[start Data for the task]

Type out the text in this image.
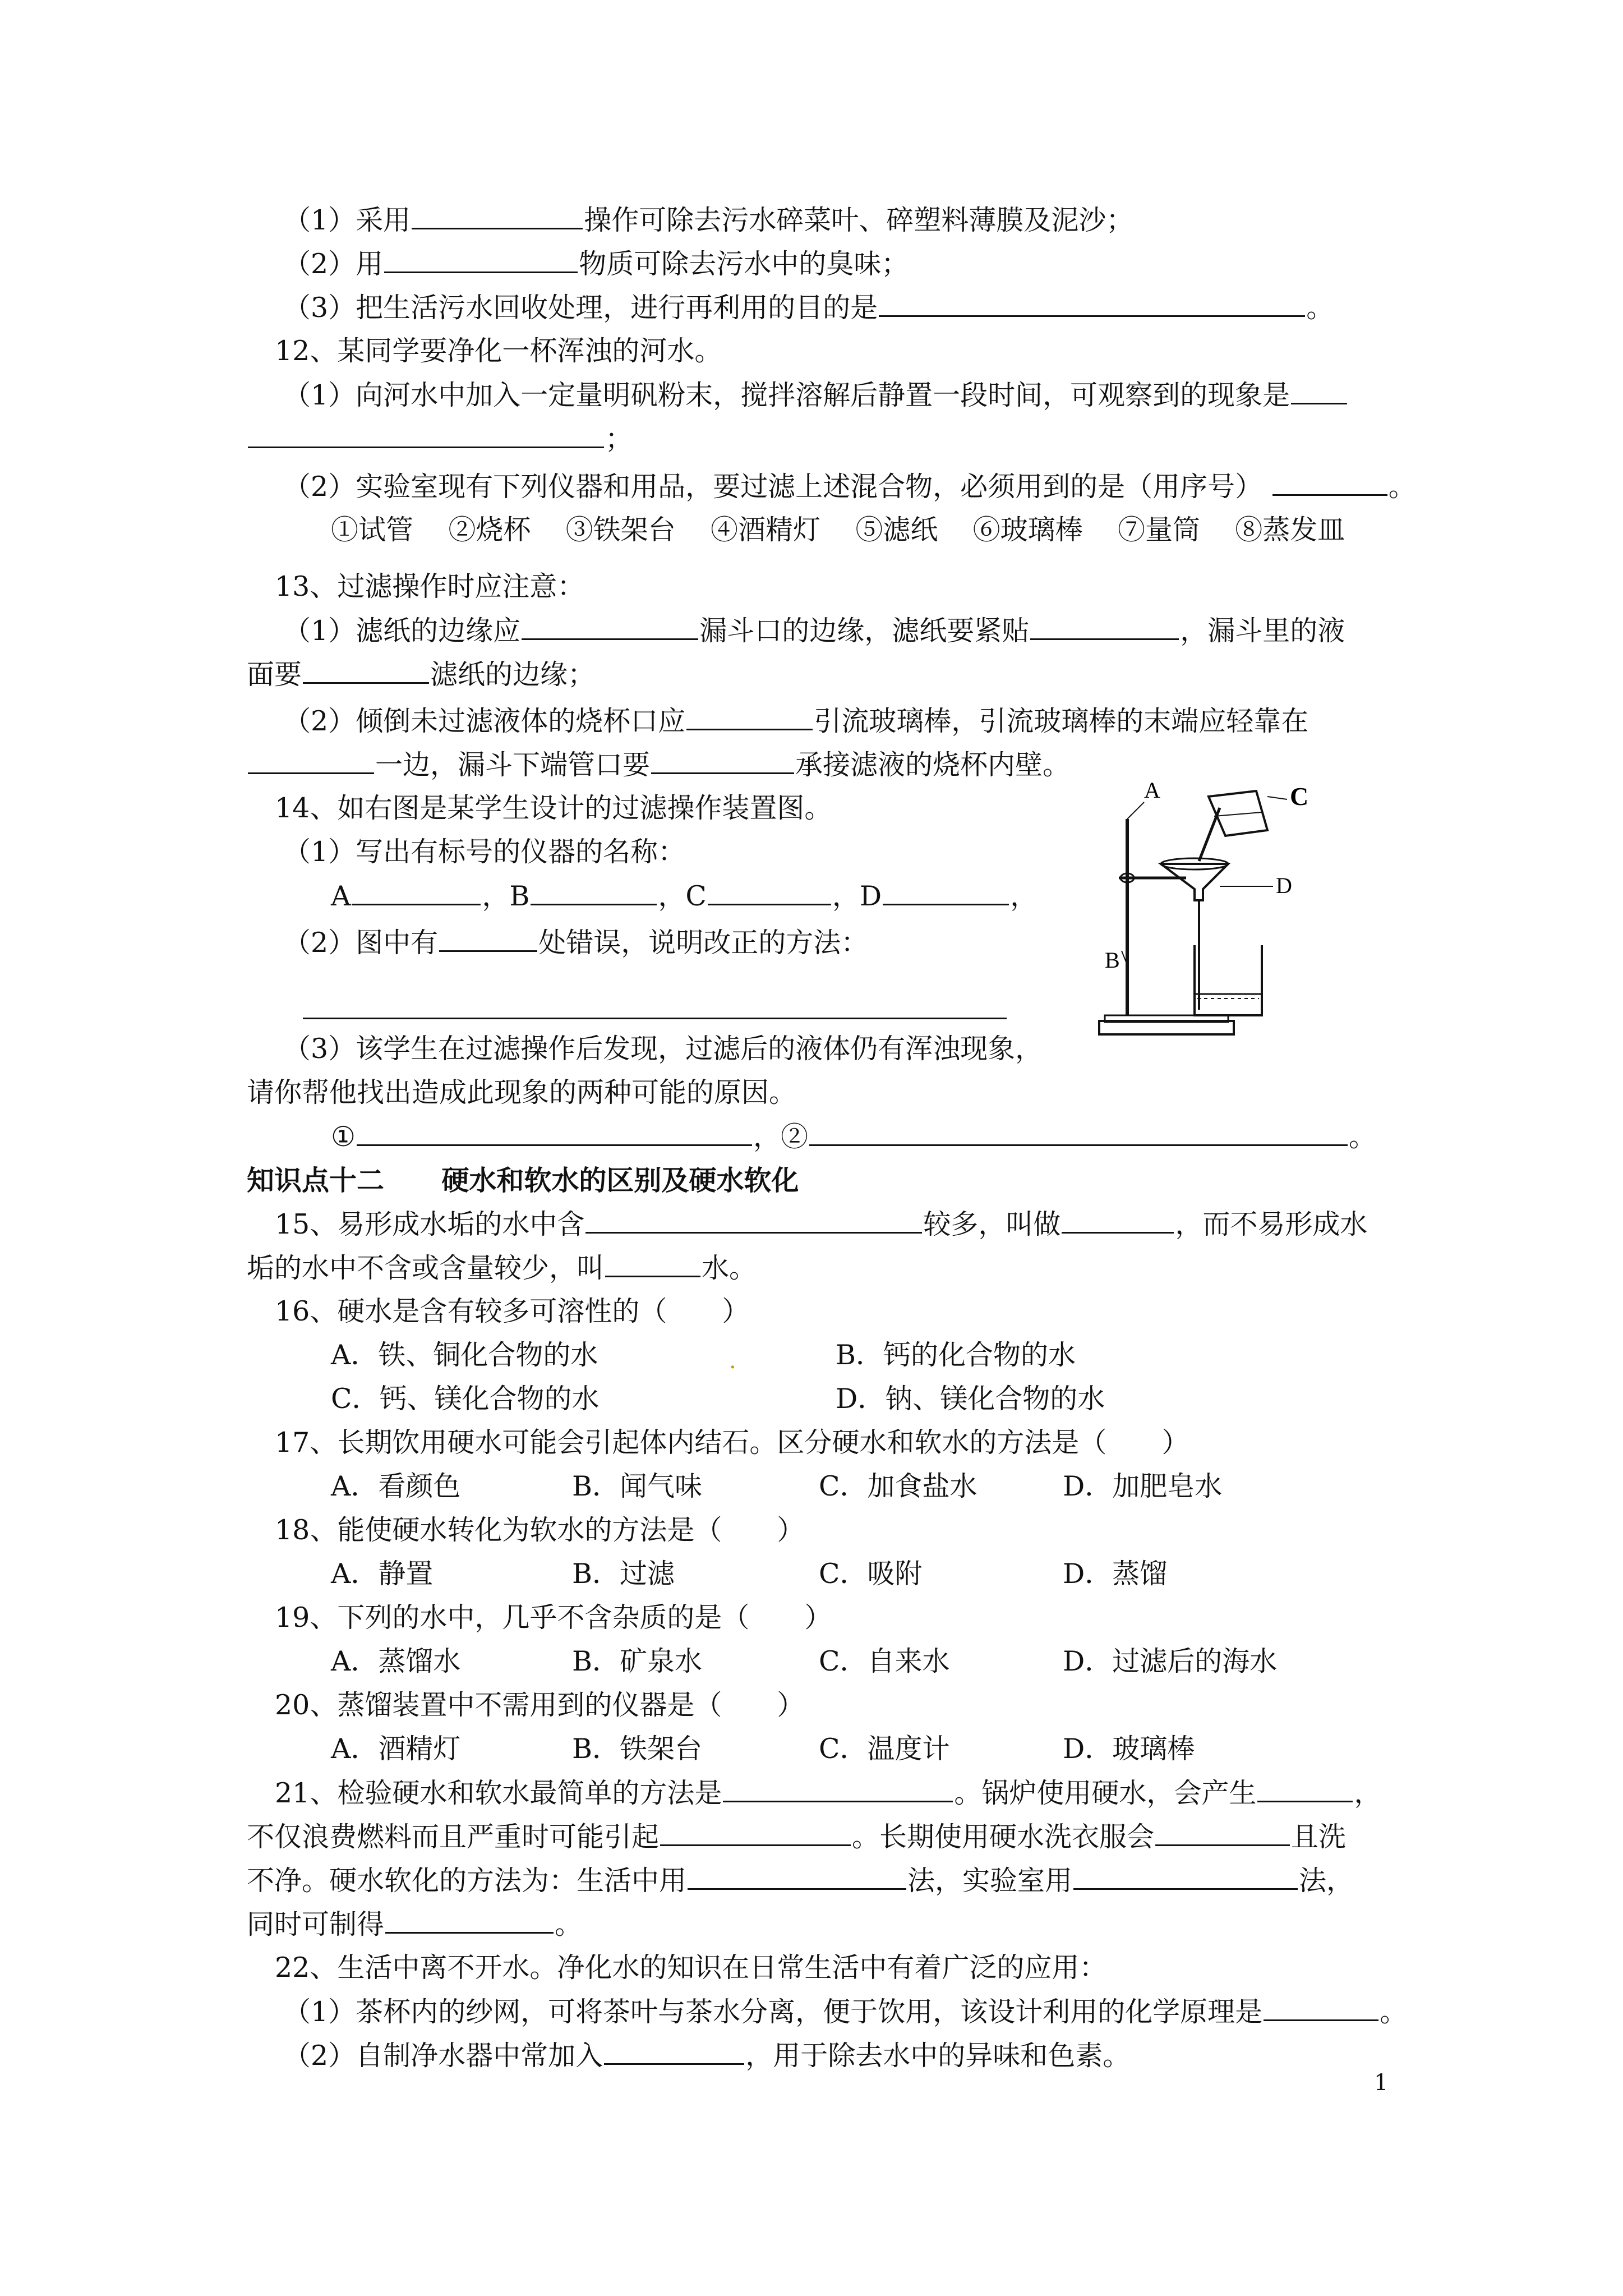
（1）采用	操作可除去污水碎菜叶、碎塑料薄膜及泥沙；
（2）用	物质可除去污水中的臭味；
（3）把生活污水回收处理，进行再利用的目的是	。
12、某同学要净化一杯浑浊的河水。
（1）向河水中加入一定量明矾粉末，搅拌溶解后静置一段时间，可观察到的现象是
；
（2）实验室现有下列仪器和用品，要过滤上述混合物，必须用到的是（用序号）	。
①试管 ②烧杯 ③铁架台 ④酒精灯 ⑤滤纸 ⑥玻璃棒 ⑦量筒 ⑧蒸发皿
13、过滤操作时应注意：
（1）滤纸的边缘应	漏斗口的边缘，滤纸要紧贴	，漏斗里的液
面要	滤纸的边缘；
（2）倾倒未过滤液体的烧杯口应	引流玻璃棒，引流玻璃棒的末端应轻靠在
一边，漏斗下端管口要	承接滤液的烧杯内壁。
14、如右图是某学生设计的过滤操作装置图。
（1）写出有标号的仪器的名称：
A	，B	，C	，D	，
（2）图中有	处错误，说明改正的方法：
（3）该学生在过滤操作后发现，过滤后的液体仍有浑浊现象，
请你帮他找出造成此现象的两种可能的原因。
①	，②	。
A
B
C
D
知识点十二 硬水和软水的区别及硬水软化
15、易形成水垢的水中含	较多，叫做	，而不易形成水
垢的水中不含或含量较少，叫	水。
16、硬水是含有较多可溶性的（　　）
A．铁、铜化合物的水	.	B．钙的化合物的水
C．钙、镁化合物的水	D．钠、镁化合物的水
17、长期饮用硬水可能会引起体内结石。区分硬水和软水的方法是（　　）
A．看颜色	B．闻气味	C．加食盐水	D．加肥皂水
18、能使硬水转化为软水的方法是（　　）
A．静置	B．过滤	C．吸附	D．蒸馏
19、下列的水中，几乎不含杂质的是（　　）
A．蒸馏水	B．矿泉水	C．自来水	D．过滤后的海水
20、蒸馏装置中不需用到的仪器是（　　）
A．酒精灯	B．铁架台	C．温度计	D．玻璃棒
21、检验硬水和软水最简单的方法是	。锅炉使用硬水，会产生	，
不仅浪费燃料而且严重时可能引起	。长期使用硬水洗衣服会	且洗
不净。硬水软化的方法为：生活中用	法，实验室用	法，
同时可制得	。
22、生活中离不开水。净化水的知识在日常生活中有着广泛的应用：
（1）茶杯内的纱网，可将茶叶与茶水分离，便于饮用，该设计利用的化学原理是	。
（2）自制净水器中常加入	，用于除去水中的异味和色素。
1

[end Data for the task]

*Stated task*.
Output every entry verbatim. Pictures do not belong in the copy.

*Answer below*.
Type out the text in this image.
（1）采用	操作可除去污水碎菜叶、碎塑料薄膜及泥沙；
（2）用	物质可除去污水中的臭味；
（3）把生活污水回收处理，进行再利用的目的是	。
12、某同学要净化一杯浑浊的河水。
（1）向河水中加入一定量明矾粉末，搅拌溶解后静置一段时间，可观察到的现象是
；
（2）实验室现有下列仪器和用品，要过滤上述混合物，必须用到的是（用序号）	。
①试管 ②烧杯 ③铁架台 ④酒精灯 ⑤滤纸 ⑥玻璃棒 ⑦量筒 ⑧蒸发皿
13、过滤操作时应注意：
（1）滤纸的边缘应	漏斗口的边缘，滤纸要紧贴	，漏斗里的液
面要	滤纸的边缘；
（2）倾倒未过滤液体的烧杯口应	引流玻璃棒，引流玻璃棒的末端应轻靠在
一边，漏斗下端管口要	承接滤液的烧杯内壁。
14、如右图是某学生设计的过滤操作装置图。
（1）写出有标号的仪器的名称：
A	，B	，C	，D	，
（2）图中有	处错误，说明改正的方法：
（3）该学生在过滤操作后发现，过滤后的液体仍有浑浊现象，
请你帮他找出造成此现象的两种可能的原因。
①	，②	。
A
B
C
D
知识点十二 硬水和软水的区别及硬水软化
15、易形成水垢的水中含	较多，叫做	，而不易形成水
垢的水中不含或含量较少，叫	水。
16、硬水是含有较多可溶性的（　　）
A．铁、铜化合物的水	.	B．钙的化合物的水
C．钙、镁化合物的水	D．钠、镁化合物的水
17、长期饮用硬水可能会引起体内结石。区分硬水和软水的方法是（　　）
A．看颜色	B．闻气味	C．加食盐水	D．加肥皂水
18、能使硬水转化为软水的方法是（　　）
A．静置	B．过滤	C．吸附	D．蒸馏
19、下列的水中，几乎不含杂质的是（　　）
A．蒸馏水	B．矿泉水	C．自来水	D．过滤后的海水
20、蒸馏装置中不需用到的仪器是（　　）
A．酒精灯	B．铁架台	C．温度计	D．玻璃棒
21、检验硬水和软水最简单的方法是	。锅炉使用硬水，会产生	，
不仅浪费燃料而且严重时可能引起	。长期使用硬水洗衣服会	且洗
不净。硬水软化的方法为：生活中用	法，实验室用	法，
同时可制得	。
22、生活中离不开水。净化水的知识在日常生活中有着广泛的应用：
（1）茶杯内的纱网，可将茶叶与茶水分离，便于饮用，该设计利用的化学原理是	。
（2）自制净水器中常加入	，用于除去水中的异味和色素。
1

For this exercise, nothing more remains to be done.